• DATA PROVIDED:
◇ ◇ ◇

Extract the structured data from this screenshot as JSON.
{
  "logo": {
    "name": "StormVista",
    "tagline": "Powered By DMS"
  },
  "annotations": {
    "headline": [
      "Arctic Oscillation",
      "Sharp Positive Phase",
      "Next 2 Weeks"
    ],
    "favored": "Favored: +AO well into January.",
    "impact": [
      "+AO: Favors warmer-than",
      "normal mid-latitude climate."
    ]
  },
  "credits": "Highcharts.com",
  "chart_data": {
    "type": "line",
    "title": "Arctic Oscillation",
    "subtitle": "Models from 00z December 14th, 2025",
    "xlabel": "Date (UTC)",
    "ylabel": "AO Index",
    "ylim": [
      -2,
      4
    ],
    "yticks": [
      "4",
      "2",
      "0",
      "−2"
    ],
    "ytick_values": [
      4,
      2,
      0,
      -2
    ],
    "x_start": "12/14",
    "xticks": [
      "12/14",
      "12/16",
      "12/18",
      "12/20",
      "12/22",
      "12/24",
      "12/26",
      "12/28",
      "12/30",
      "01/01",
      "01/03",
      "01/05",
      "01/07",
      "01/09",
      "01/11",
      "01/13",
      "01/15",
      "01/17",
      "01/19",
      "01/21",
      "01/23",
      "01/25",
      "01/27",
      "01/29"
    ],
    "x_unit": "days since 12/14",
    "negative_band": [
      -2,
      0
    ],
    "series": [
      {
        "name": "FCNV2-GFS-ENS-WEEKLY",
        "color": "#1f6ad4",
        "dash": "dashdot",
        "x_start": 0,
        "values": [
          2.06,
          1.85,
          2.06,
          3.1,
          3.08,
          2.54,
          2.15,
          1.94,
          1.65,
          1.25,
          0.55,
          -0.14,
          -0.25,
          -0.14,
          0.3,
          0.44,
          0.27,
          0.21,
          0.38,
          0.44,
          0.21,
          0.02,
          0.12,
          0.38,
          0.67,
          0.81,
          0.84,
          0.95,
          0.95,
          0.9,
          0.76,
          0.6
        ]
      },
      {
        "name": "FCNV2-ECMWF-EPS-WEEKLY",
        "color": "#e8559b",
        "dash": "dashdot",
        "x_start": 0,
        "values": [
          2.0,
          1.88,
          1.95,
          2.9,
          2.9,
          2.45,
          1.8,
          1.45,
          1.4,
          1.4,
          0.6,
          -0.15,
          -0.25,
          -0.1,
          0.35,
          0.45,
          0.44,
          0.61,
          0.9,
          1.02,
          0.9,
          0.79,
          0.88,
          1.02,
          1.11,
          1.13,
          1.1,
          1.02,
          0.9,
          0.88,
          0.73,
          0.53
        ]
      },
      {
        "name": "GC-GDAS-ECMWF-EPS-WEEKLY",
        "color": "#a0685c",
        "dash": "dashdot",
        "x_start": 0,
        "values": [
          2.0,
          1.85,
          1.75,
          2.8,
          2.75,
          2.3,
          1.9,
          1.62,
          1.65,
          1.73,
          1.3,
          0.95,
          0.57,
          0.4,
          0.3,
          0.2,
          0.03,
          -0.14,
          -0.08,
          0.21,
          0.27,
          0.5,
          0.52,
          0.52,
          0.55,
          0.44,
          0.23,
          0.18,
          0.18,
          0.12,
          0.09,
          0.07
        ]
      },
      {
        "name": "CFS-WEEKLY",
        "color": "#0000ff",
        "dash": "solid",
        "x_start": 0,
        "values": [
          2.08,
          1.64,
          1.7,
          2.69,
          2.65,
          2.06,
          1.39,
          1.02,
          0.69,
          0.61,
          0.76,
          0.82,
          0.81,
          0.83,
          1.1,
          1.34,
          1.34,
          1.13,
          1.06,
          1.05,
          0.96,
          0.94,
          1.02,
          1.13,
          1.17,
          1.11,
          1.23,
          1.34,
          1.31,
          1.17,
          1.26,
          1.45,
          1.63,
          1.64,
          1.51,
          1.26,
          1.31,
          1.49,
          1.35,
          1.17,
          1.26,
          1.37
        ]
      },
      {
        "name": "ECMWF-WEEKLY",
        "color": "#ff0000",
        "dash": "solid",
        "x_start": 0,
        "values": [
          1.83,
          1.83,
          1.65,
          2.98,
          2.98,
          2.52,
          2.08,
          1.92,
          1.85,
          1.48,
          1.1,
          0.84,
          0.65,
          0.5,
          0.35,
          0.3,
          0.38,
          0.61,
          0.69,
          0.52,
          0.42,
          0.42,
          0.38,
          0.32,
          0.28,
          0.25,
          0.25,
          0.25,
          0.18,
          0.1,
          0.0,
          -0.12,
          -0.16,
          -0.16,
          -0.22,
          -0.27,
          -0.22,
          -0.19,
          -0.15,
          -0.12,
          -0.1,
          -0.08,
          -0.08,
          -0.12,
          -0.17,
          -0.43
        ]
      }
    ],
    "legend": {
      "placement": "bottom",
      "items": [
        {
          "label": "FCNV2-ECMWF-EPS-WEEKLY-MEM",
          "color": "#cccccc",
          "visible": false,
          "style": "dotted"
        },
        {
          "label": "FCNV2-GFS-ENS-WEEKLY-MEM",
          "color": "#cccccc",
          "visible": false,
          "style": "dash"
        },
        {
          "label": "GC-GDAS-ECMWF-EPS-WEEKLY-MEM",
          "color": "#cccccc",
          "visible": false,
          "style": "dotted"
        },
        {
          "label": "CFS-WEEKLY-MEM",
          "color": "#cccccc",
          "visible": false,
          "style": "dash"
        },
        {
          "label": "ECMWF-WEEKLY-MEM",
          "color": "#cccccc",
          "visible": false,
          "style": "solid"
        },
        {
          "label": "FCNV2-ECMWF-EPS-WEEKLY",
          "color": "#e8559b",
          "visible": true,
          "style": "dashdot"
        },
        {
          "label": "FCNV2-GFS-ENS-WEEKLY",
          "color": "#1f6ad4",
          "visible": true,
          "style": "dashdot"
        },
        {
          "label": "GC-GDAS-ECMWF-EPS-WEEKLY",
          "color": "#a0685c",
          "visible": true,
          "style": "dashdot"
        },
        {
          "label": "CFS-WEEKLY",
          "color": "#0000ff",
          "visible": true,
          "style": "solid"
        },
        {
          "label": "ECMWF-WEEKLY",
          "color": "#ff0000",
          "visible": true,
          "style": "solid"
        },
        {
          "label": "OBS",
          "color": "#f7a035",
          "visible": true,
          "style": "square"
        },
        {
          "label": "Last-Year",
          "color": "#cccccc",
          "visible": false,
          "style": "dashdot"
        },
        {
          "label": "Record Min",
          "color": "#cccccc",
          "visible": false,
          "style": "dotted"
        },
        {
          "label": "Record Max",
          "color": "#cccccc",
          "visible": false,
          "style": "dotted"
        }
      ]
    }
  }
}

◇ ◇ ◇

• WHAT YOU ARE ASKED TO DO:
List each line of the records that holds the string "ECMWF".

• RESULT OF THE EXERCISE:
        "name": "FCNV2-ECMWF-EPS-WEEKLY",
        "name": "GC-GDAS-ECMWF-EPS-WEEKLY",
        "name": "ECMWF-WEEKLY",
          "label": "FCNV2-ECMWF-EPS-WEEKLY-MEM",
          "label": "GC-GDAS-ECMWF-EPS-WEEKLY-MEM",
          "label": "ECMWF-WEEKLY-MEM",
          "label": "FCNV2-ECMWF-EPS-WEEKLY",
          "label": "GC-GDAS-ECMWF-EPS-WEEKLY",
          "label": "ECMWF-WEEKLY",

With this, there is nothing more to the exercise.